Figure content listings:

--------------------

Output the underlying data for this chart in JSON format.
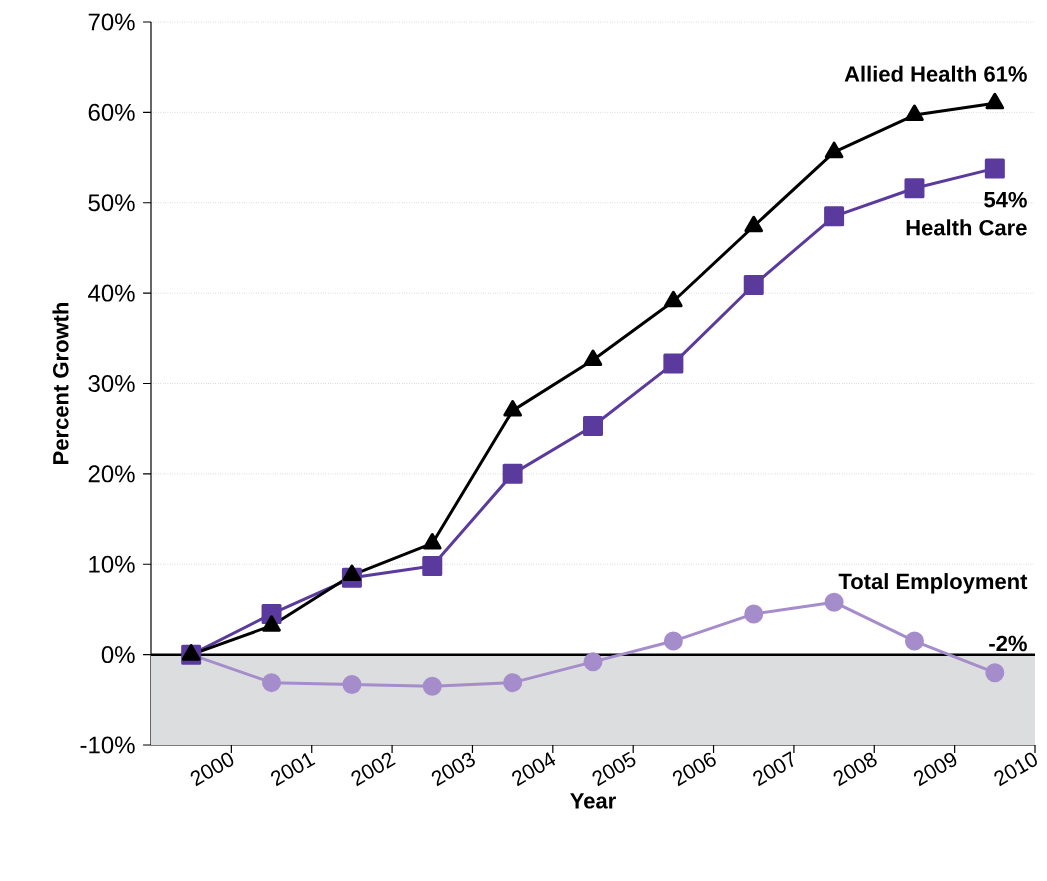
{
  "chart_data": {
    "type": "line",
    "xlabel": "Year",
    "ylabel": "Percent Growth",
    "x": [
      1999.5,
      2000.5,
      2001.5,
      2002.5,
      2003.5,
      2004.5,
      2005.5,
      2006.5,
      2007.5,
      2008.5,
      2009.5
    ],
    "series": [
      {
        "name": "Allied Health",
        "color": "#000000",
        "marker": "triangle",
        "values": [
          0,
          3.2,
          8.8,
          12.3,
          27,
          32.6,
          39.1,
          47.4,
          55.6,
          59.7,
          61
        ],
        "value_labels": [
          null,
          null,
          null,
          null,
          null,
          null,
          null,
          null,
          null,
          null,
          "61%"
        ]
      },
      {
        "name": "Health Care",
        "color": "#5b3a9e",
        "marker": "square",
        "values": [
          0,
          4.5,
          8.5,
          9.8,
          20,
          25.3,
          32.2,
          40.9,
          48.5,
          51.6,
          53.8
        ],
        "value_labels": [
          null,
          null,
          null,
          null,
          null,
          null,
          null,
          null,
          null,
          null,
          "54%"
        ]
      },
      {
        "name": "Total Employment",
        "color": "#a58ccb",
        "marker": "circle",
        "values": [
          0,
          -3.1,
          -3.3,
          -3.5,
          -3.1,
          -0.8,
          1.5,
          4.5,
          5.8,
          1.5,
          -2
        ],
        "value_labels": [
          null,
          null,
          null,
          null,
          null,
          null,
          null,
          null,
          null,
          null,
          "-2%"
        ]
      }
    ],
    "xlim": [
      1999,
      2010
    ],
    "ylim": [
      -10,
      70
    ],
    "xticks": [
      2000,
      2001,
      2002,
      2003,
      2004,
      2005,
      2006,
      2007,
      2008,
      2009,
      2010
    ],
    "yticks": [
      {
        "value": -10,
        "label": "-10%"
      },
      {
        "value": 0,
        "label": "0%"
      },
      {
        "value": 10,
        "label": "10%"
      },
      {
        "value": 20,
        "label": "20%"
      },
      {
        "value": 30,
        "label": "30%"
      },
      {
        "value": 40,
        "label": "40%"
      },
      {
        "value": 50,
        "label": "50%"
      },
      {
        "value": 60,
        "label": "60%"
      },
      {
        "value": 70,
        "label": "70%"
      }
    ],
    "grid": "y",
    "line_style": "solid",
    "legend": false,
    "ref_lines": [
      {
        "axis": "y",
        "value": 0,
        "color": "#000000"
      }
    ],
    "bands": [
      {
        "axis": "y",
        "from": -10,
        "to": 0,
        "color": "#dcdddf"
      }
    ]
  }
}
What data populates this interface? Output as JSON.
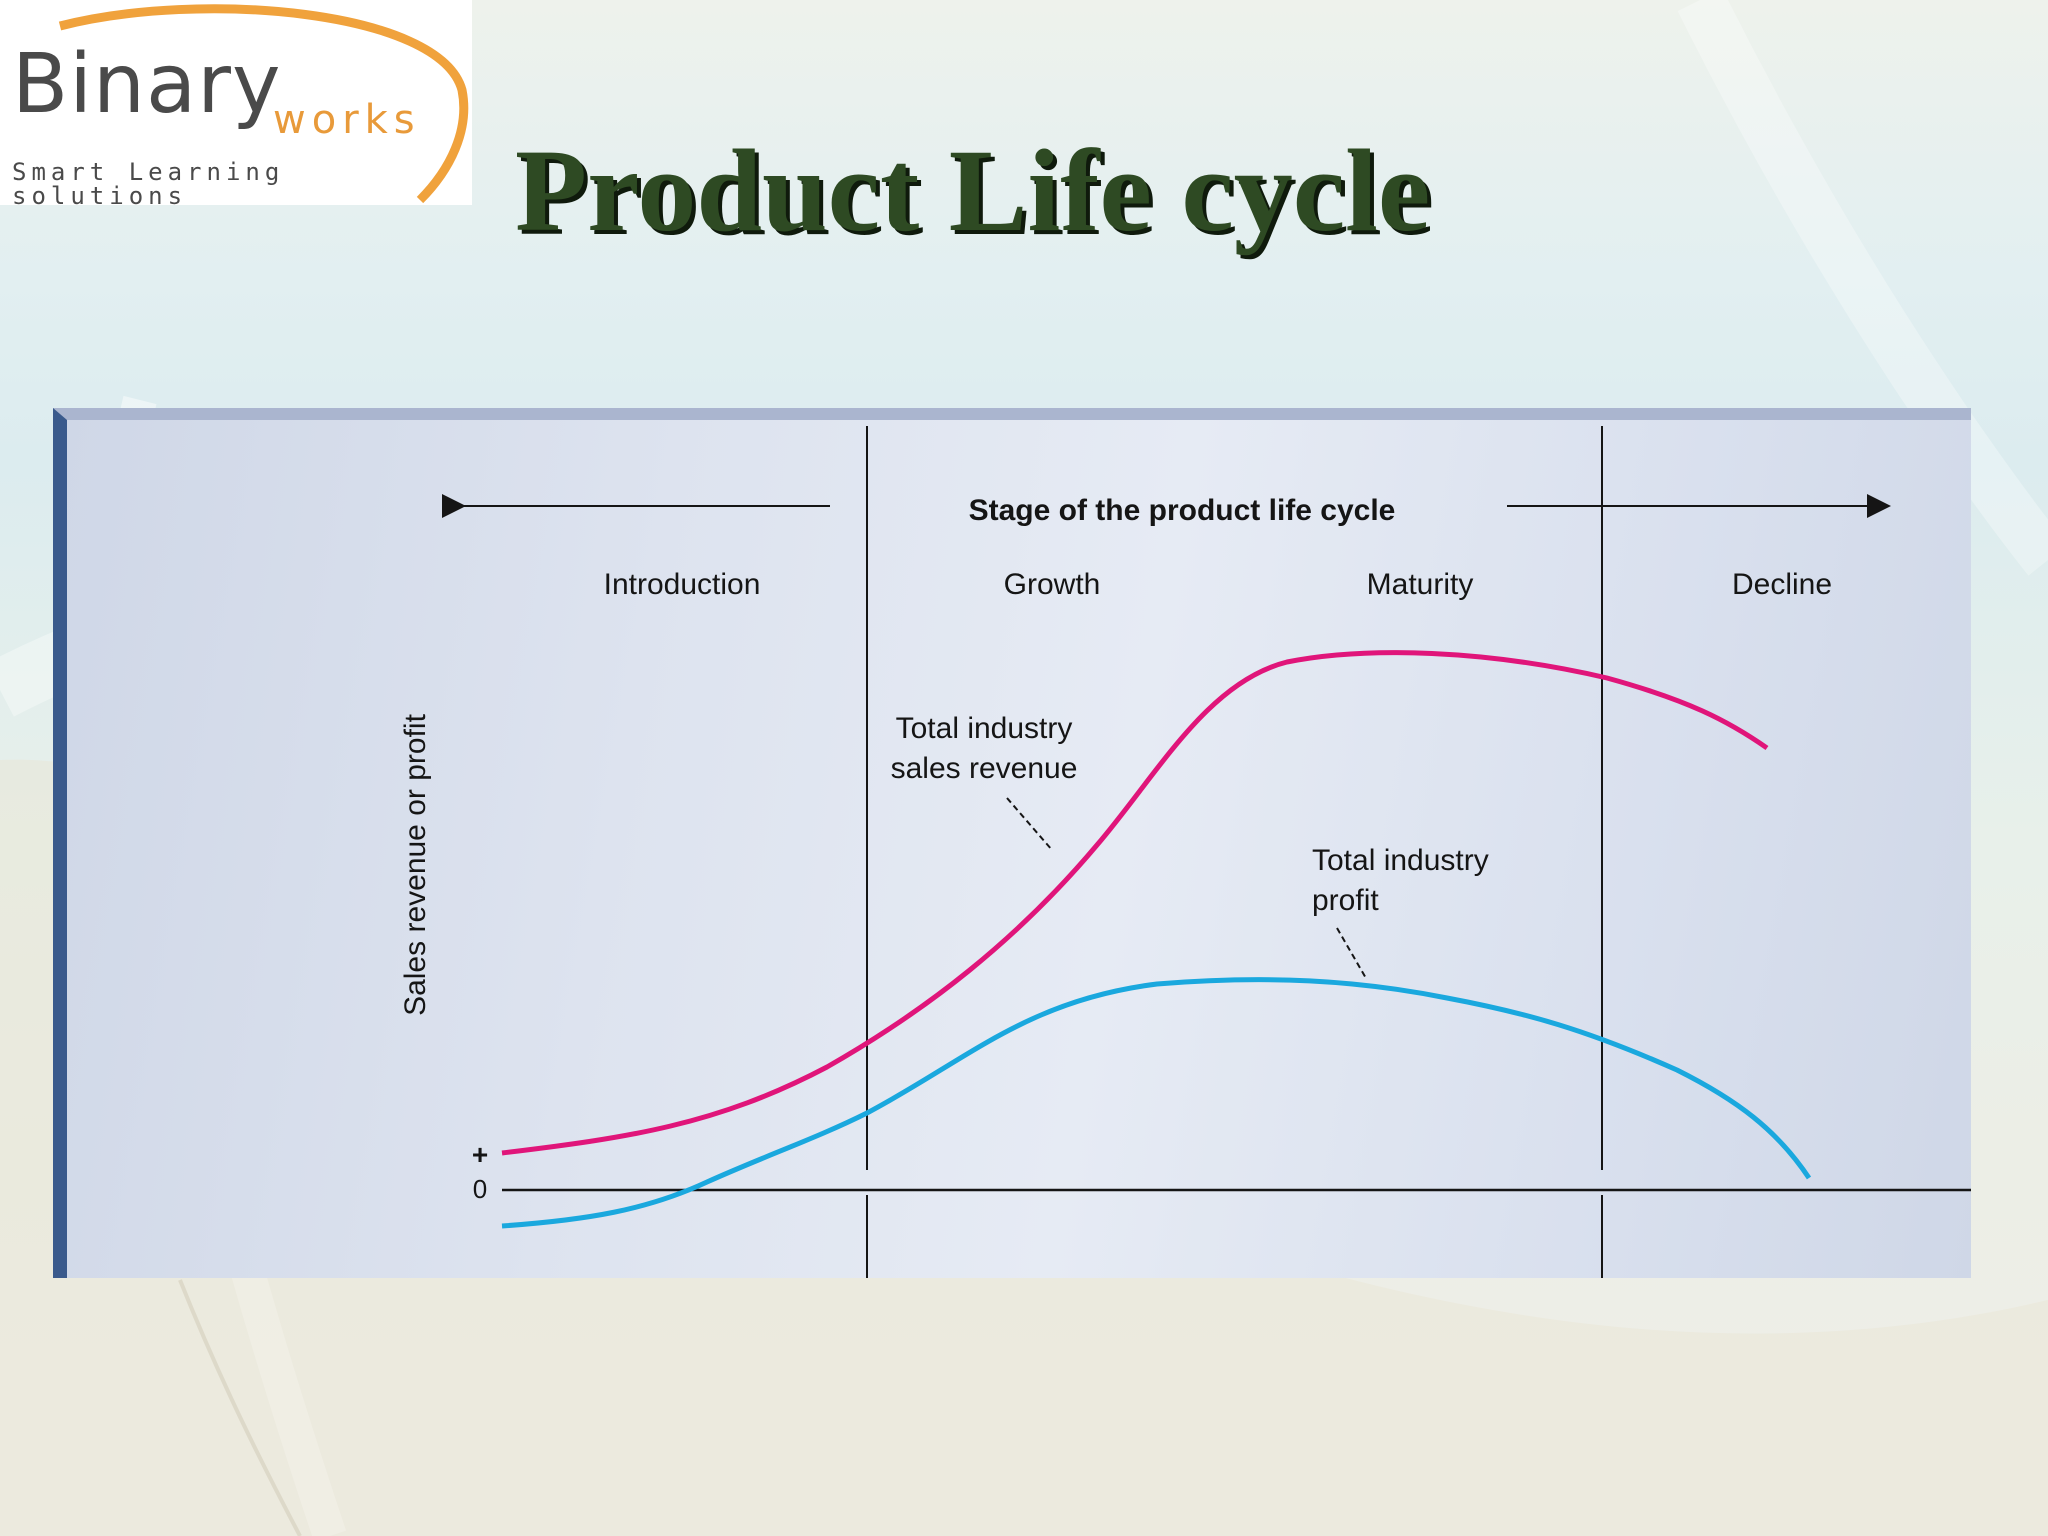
{
  "logo": {
    "brand": "Binary",
    "brand_suffix": "works",
    "tagline": "Smart Learning solutions"
  },
  "title": "Product Life cycle",
  "diagram": {
    "stage_header": "Stage of the product life cycle",
    "stages": [
      "Introduction",
      "Growth",
      "Maturity",
      "Decline"
    ],
    "y_axis_label": "Sales revenue or profit",
    "y_plus": "+",
    "y_zero": "0",
    "sales_label_line1": "Total industry",
    "sales_label_line2": "sales revenue",
    "profit_label_line1": "Total industry",
    "profit_label_line2": "profit",
    "colors": {
      "sales": "#e0157a",
      "profit": "#1aa8de",
      "frame": "#3a5a8c"
    }
  }
}
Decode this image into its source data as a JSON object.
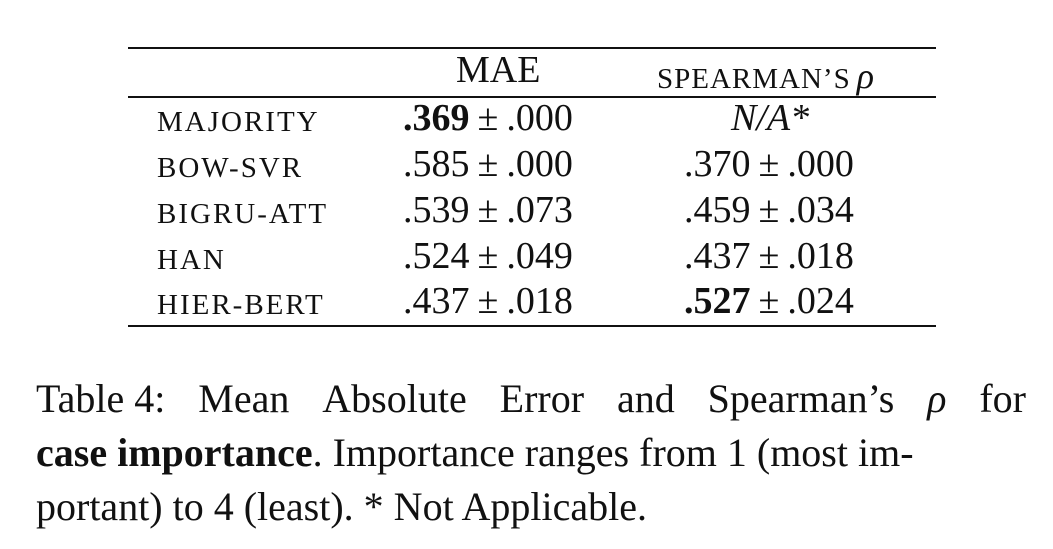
{
  "table": {
    "header": {
      "mae": "MAE",
      "spearman": "SPEARMAN’S",
      "rho": "ρ"
    },
    "pm": "±",
    "rows": [
      {
        "model": "MAJORITY",
        "mae_val": ".369",
        "mae_err": ".000",
        "sp_text": "N/A*"
      },
      {
        "model": "BOW-SVR",
        "mae_val": ".585",
        "mae_err": ".000",
        "sp_val": ".370",
        "sp_err": ".000"
      },
      {
        "model": "BIGRU-ATT",
        "mae_val": ".539",
        "mae_err": ".073",
        "sp_val": ".459",
        "sp_err": ".034"
      },
      {
        "model": "HAN",
        "mae_val": ".524",
        "mae_err": ".049",
        "sp_val": ".437",
        "sp_err": ".018"
      },
      {
        "model": "HIER-BERT",
        "mae_val": ".437",
        "mae_err": ".018",
        "sp_val": ".527",
        "sp_err": ".024"
      }
    ]
  },
  "caption": {
    "prefix": "Table 4:",
    "l1_words": [
      "Mean",
      "Absolute",
      "Error",
      "and",
      "Spearman’s"
    ],
    "rho": "ρ",
    "l1_end": "for",
    "bold_term": "case importance",
    "l2_rest": ". Importance ranges from 1 (most im-",
    "l3": "portant) to 4 (least). * Not Applicable."
  }
}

--------------------

PROMPT:
Make an exact copy of the whole listing, but don't bring over any pictures.

REPLY TO THE TASK:
Output the underlying data for this chart in JSON format.
{
  "chart_data": {
    "type": "line",
    "xlabel": "Year",
    "ylabel": "Percent Growth",
    "x": [
      1999.5,
      2000.5,
      2001.5,
      2002.5,
      2003.5,
      2004.5,
      2005.5,
      2006.5,
      2007.5,
      2008.5,
      2009.5
    ],
    "series": [
      {
        "name": "Allied Health",
        "color": "#000000",
        "marker": "triangle",
        "values": [
          0,
          3.2,
          8.8,
          12.3,
          27,
          32.6,
          39.1,
          47.4,
          55.6,
          59.7,
          61
        ],
        "value_labels": [
          null,
          null,
          null,
          null,
          null,
          null,
          null,
          null,
          null,
          null,
          "61%"
        ]
      },
      {
        "name": "Health Care",
        "color": "#5b3a9e",
        "marker": "square",
        "values": [
          0,
          4.5,
          8.5,
          9.8,
          20,
          25.3,
          32.2,
          40.9,
          48.5,
          51.6,
          53.8
        ],
        "value_labels": [
          null,
          null,
          null,
          null,
          null,
          null,
          null,
          null,
          null,
          null,
          "54%"
        ]
      },
      {
        "name": "Total Employment",
        "color": "#a58ccb",
        "marker": "circle",
        "values": [
          0,
          -3.1,
          -3.3,
          -3.5,
          -3.1,
          -0.8,
          1.5,
          4.5,
          5.8,
          1.5,
          -2
        ],
        "value_labels": [
          null,
          null,
          null,
          null,
          null,
          null,
          null,
          null,
          null,
          null,
          "-2%"
        ]
      }
    ],
    "xlim": [
      1999,
      2010
    ],
    "ylim": [
      -10,
      70
    ],
    "xticks": [
      2000,
      2001,
      2002,
      2003,
      2004,
      2005,
      2006,
      2007,
      2008,
      2009,
      2010
    ],
    "yticks": [
      {
        "value": -10,
        "label": "-10%"
      },
      {
        "value": 0,
        "label": "0%"
      },
      {
        "value": 10,
        "label": "10%"
      },
      {
        "value": 20,
        "label": "20%"
      },
      {
        "value": 30,
        "label": "30%"
      },
      {
        "value": 40,
        "label": "40%"
      },
      {
        "value": 50,
        "label": "50%"
      },
      {
        "value": 60,
        "label": "60%"
      },
      {
        "value": 70,
        "label": "70%"
      }
    ],
    "grid": "y",
    "line_style": "solid",
    "legend": false,
    "ref_lines": [
      {
        "axis": "y",
        "value": 0,
        "color": "#000000"
      }
    ],
    "bands": [
      {
        "axis": "y",
        "from": -10,
        "to": 0,
        "color": "#dcdddf"
      }
    ]
  }
}
What data populates this interface? Output as JSON.
{
  "logo": {
    "brand": "Binary",
    "brand_suffix": "works",
    "tagline": "Smart Learning solutions"
  },
  "title": "Product Life cycle",
  "diagram": {
    "stage_header": "Stage of the product life cycle",
    "stages": [
      "Introduction",
      "Growth",
      "Maturity",
      "Decline"
    ],
    "y_axis_label": "Sales revenue or profit",
    "y_plus": "+",
    "y_zero": "0",
    "sales_label_line1": "Total industry",
    "sales_label_line2": "sales revenue",
    "profit_label_line1": "Total industry",
    "profit_label_line2": "profit",
    "colors": {
      "sales": "#e0157a",
      "profit": "#1aa8de",
      "frame": "#3a5a8c"
    }
  }
}
Decode this image into its source data as a JSON object.
{
  "table": {
    "header": {
      "mae": "MAE",
      "spearman": "SPEARMAN’S",
      "rho": "ρ"
    },
    "pm": "±",
    "rows": [
      {
        "model": "MAJORITY",
        "mae_val": ".369",
        "mae_err": ".000",
        "sp_text": "N/A*"
      },
      {
        "model": "BOW-SVR",
        "mae_val": ".585",
        "mae_err": ".000",
        "sp_val": ".370",
        "sp_err": ".000"
      },
      {
        "model": "BIGRU-ATT",
        "mae_val": ".539",
        "mae_err": ".073",
        "sp_val": ".459",
        "sp_err": ".034"
      },
      {
        "model": "HAN",
        "mae_val": ".524",
        "mae_err": ".049",
        "sp_val": ".437",
        "sp_err": ".018"
      },
      {
        "model": "HIER-BERT",
        "mae_val": ".437",
        "mae_err": ".018",
        "sp_val": ".527",
        "sp_err": ".024"
      }
    ]
  },
  "caption": {
    "prefix": "Table 4:",
    "l1_words": [
      "Mean",
      "Absolute",
      "Error",
      "and",
      "Spearman’s"
    ],
    "rho": "ρ",
    "l1_end": "for",
    "bold_term": "case importance",
    "l2_rest": ". Importance ranges from 1 (most im-",
    "l3": "portant) to 4 (least). * Not Applicable."
  }
}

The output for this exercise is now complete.